- [Actions demandées]:
1/ D'après le texte sur la souveraineté alimentaire, quelles sont les trois dépendances critiques relevées ?
2/ Poursuivez le texte sur la souveraineté alimentaire à la suite de sa dernière phrase.

- [Extrait du document]:
______________________________

L'idée de souveraineté alimentaire s'est imposée dans le vocabulaire politique européen avec une rapidité qui contraste avec le flou de sa définition [S-03]. Invoquée pour justifier le soutien aux revenus comme la relocalisation des filières, elle masque une réalité plus prosaïque.
Le recoupement des bilans d'approvisionnement [S-01] et des données de marché [S-02] fait ressortir trois dépendances critiques : les engrais azotés, adossés au gaz naturel ; les protéines végétales importées des Amériques ; et les semences et phytosanitaires concentrés entre quelques acteurs mondiaux.
Repenser la dépendance, non l'abolir
L'erreur serait de confondre souveraineté et autarcie. Aucune économie ouverte ne produit l'intégralité de ses intrants. La question n'est pas de tout produire, mais d'identifier quelles dépendances deviennent un risque stratégique.

______________________________

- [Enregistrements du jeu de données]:
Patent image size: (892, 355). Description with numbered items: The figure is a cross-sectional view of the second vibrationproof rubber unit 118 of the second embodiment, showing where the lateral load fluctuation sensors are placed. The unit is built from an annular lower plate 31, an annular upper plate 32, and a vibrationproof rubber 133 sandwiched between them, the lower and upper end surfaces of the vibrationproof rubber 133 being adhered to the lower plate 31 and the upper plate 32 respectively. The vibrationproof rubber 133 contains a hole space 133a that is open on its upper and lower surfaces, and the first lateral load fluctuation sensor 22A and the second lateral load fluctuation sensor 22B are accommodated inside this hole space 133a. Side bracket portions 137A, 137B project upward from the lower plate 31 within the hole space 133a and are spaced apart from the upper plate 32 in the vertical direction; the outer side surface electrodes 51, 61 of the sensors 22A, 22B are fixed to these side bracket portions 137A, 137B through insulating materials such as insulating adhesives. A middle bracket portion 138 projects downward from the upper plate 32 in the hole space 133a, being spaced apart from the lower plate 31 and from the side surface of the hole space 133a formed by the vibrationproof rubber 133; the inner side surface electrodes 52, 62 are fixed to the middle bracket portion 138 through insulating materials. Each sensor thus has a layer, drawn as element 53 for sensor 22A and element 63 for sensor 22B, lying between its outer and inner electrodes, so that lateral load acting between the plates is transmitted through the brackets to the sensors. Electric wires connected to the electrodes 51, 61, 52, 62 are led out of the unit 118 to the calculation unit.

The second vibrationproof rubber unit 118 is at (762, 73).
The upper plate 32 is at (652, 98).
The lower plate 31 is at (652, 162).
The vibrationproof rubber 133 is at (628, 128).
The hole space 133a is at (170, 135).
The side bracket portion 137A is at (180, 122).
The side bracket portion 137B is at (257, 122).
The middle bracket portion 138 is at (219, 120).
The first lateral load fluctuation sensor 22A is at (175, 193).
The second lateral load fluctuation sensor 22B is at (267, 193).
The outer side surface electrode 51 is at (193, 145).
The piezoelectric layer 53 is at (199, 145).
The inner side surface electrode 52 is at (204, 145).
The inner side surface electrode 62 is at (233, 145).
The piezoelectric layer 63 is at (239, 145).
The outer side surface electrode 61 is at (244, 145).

______________________________

- [Réponses attendues]:
1/ Les engrais azotés, adossés au gaz naturel ; les protéines végétales importées des Amériques ; les semences et phytosanitaires concentrés entre quelques acteurs mondiaux.

2/
« La souveraineté ne se mesure pas au taux d'autosuffisance, mais à la capacité de résister à un choc sans renoncer à ses choix politiques. »
Un enjeu de gouvernance
Aucun levier n'est purement technique. La diversification des engrais relève de la politique commerciale ; les protéines engagent l'architecture de la PAC [S-04] ; la baisse de l'intensité en intrants suppose un accompagnement public stable.
La souveraineté alimentaire ne sera ni un slogan ni une frontière, mais une discipline : identifier les dépendances, hiérarchiser les risques, y répondre par des choix politiques assumés.